──────── Record list

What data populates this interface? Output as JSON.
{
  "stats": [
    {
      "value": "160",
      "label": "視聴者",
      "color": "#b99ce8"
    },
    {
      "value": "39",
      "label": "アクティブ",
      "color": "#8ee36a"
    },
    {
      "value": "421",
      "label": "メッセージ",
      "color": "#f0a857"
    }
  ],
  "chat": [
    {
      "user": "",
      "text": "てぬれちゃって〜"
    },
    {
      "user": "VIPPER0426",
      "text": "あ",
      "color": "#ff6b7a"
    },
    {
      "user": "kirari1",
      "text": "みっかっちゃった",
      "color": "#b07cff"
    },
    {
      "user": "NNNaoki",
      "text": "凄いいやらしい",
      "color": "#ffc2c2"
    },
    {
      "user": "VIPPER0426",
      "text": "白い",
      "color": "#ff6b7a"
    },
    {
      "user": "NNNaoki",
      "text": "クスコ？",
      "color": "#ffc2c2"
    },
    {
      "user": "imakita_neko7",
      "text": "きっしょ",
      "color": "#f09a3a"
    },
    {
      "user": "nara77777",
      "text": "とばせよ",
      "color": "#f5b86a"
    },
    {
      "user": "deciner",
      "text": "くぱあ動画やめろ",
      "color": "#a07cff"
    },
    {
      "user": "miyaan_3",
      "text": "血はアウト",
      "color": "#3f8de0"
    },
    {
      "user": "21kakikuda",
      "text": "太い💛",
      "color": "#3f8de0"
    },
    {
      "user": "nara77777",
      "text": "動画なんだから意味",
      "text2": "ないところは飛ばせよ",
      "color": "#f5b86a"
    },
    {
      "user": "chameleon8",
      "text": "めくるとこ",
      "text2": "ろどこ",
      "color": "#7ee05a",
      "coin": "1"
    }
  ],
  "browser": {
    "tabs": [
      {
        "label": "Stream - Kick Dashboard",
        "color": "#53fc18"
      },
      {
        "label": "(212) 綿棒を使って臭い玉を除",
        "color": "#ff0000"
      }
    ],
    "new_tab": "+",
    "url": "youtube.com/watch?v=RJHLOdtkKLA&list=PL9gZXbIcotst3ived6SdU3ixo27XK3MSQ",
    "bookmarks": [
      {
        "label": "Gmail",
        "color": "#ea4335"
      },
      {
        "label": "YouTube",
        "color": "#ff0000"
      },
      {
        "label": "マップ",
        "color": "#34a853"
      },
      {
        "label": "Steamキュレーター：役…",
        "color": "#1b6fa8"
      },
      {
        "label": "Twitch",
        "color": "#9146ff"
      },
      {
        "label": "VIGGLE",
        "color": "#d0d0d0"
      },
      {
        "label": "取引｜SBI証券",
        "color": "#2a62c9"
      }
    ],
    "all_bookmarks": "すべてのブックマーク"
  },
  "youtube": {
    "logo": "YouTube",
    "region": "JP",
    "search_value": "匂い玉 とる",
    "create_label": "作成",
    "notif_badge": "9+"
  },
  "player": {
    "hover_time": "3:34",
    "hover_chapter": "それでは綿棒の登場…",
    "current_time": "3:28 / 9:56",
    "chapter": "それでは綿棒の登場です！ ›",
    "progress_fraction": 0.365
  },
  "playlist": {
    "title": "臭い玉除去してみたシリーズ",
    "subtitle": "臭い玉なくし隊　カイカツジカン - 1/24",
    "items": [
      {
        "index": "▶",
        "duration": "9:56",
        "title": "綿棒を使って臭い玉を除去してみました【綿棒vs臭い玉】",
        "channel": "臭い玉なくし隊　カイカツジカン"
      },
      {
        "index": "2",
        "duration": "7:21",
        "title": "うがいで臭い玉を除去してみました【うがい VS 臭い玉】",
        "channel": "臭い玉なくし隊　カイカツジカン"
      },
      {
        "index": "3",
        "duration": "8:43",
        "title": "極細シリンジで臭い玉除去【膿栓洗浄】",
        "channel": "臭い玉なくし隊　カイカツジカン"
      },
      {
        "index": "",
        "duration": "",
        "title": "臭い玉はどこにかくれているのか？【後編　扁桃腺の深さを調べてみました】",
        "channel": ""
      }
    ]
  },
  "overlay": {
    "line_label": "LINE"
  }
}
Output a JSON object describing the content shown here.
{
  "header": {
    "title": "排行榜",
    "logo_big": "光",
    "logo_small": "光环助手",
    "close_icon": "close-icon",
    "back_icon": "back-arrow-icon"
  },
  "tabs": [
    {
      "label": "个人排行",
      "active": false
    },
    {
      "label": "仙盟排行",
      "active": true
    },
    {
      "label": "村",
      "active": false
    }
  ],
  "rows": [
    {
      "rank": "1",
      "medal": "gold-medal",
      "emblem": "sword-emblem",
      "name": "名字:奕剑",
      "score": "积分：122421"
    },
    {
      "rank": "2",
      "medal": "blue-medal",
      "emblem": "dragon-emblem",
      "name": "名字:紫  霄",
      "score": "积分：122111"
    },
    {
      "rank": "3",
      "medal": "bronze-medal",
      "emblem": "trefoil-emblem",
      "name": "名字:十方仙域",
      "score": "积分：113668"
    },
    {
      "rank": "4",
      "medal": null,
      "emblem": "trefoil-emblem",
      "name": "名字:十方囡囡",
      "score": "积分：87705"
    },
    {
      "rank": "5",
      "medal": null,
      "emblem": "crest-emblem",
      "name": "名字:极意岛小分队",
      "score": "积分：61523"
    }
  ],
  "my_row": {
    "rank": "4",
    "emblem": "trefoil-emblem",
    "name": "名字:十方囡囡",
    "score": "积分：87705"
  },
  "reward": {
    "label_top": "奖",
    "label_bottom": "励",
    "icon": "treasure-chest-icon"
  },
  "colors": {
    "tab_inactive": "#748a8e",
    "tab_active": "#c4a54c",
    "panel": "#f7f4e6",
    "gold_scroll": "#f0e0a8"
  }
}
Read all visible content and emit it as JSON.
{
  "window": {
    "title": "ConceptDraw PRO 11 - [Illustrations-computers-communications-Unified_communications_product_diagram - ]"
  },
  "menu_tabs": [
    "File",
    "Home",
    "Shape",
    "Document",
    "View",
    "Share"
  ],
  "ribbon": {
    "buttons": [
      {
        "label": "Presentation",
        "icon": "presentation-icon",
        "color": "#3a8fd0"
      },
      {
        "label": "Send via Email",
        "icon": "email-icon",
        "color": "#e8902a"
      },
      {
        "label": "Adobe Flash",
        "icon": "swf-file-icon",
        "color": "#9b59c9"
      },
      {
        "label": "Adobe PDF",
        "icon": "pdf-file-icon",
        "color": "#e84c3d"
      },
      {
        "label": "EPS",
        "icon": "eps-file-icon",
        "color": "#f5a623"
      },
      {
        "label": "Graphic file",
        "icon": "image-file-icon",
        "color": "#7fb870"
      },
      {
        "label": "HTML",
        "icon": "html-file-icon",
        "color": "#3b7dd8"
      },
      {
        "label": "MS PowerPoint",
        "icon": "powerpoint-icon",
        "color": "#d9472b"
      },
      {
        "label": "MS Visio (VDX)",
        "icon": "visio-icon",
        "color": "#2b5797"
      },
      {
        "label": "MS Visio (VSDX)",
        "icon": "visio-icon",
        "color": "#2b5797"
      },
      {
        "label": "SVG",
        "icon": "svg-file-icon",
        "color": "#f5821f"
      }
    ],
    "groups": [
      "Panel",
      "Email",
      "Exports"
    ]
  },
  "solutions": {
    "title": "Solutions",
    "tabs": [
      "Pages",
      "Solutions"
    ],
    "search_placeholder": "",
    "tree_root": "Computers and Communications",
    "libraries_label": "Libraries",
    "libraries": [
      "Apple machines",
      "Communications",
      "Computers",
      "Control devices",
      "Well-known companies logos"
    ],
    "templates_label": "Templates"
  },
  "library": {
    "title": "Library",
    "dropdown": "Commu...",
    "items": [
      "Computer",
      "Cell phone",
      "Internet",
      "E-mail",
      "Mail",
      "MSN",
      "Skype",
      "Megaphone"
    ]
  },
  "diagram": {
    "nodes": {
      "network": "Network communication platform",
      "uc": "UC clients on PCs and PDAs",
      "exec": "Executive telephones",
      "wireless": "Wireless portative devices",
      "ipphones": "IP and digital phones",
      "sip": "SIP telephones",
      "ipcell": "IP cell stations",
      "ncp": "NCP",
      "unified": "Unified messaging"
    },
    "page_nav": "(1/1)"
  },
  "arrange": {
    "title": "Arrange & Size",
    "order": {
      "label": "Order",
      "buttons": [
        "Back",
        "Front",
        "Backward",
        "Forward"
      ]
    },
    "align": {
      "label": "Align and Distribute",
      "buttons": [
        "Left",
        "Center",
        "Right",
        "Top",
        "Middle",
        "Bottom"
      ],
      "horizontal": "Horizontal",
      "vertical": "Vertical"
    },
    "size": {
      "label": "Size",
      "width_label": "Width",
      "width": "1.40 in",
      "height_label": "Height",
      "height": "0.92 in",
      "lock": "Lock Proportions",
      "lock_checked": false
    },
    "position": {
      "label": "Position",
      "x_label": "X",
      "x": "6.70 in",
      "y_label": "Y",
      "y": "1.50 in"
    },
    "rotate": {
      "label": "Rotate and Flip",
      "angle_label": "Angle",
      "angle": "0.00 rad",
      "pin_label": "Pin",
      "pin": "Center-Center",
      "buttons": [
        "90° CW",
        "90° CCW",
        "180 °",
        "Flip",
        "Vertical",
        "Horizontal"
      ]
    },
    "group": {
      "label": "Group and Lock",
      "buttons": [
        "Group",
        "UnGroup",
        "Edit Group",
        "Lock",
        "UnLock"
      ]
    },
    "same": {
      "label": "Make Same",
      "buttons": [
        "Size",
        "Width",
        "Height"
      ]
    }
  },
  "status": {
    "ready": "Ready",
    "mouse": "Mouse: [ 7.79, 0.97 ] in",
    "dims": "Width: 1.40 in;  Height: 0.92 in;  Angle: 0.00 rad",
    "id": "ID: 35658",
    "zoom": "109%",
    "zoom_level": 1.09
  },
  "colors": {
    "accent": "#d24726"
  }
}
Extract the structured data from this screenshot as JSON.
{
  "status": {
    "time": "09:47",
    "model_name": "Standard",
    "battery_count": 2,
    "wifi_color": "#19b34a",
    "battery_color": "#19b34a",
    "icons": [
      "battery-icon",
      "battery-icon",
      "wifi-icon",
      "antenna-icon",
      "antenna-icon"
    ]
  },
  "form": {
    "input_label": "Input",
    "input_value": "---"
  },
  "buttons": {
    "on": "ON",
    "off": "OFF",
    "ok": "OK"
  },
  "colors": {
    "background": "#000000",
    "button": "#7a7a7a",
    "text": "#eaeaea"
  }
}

────────────────

* [Requirement]: Report only the number of lines in the data above that contain "medal".

* [Reply to the task]: 5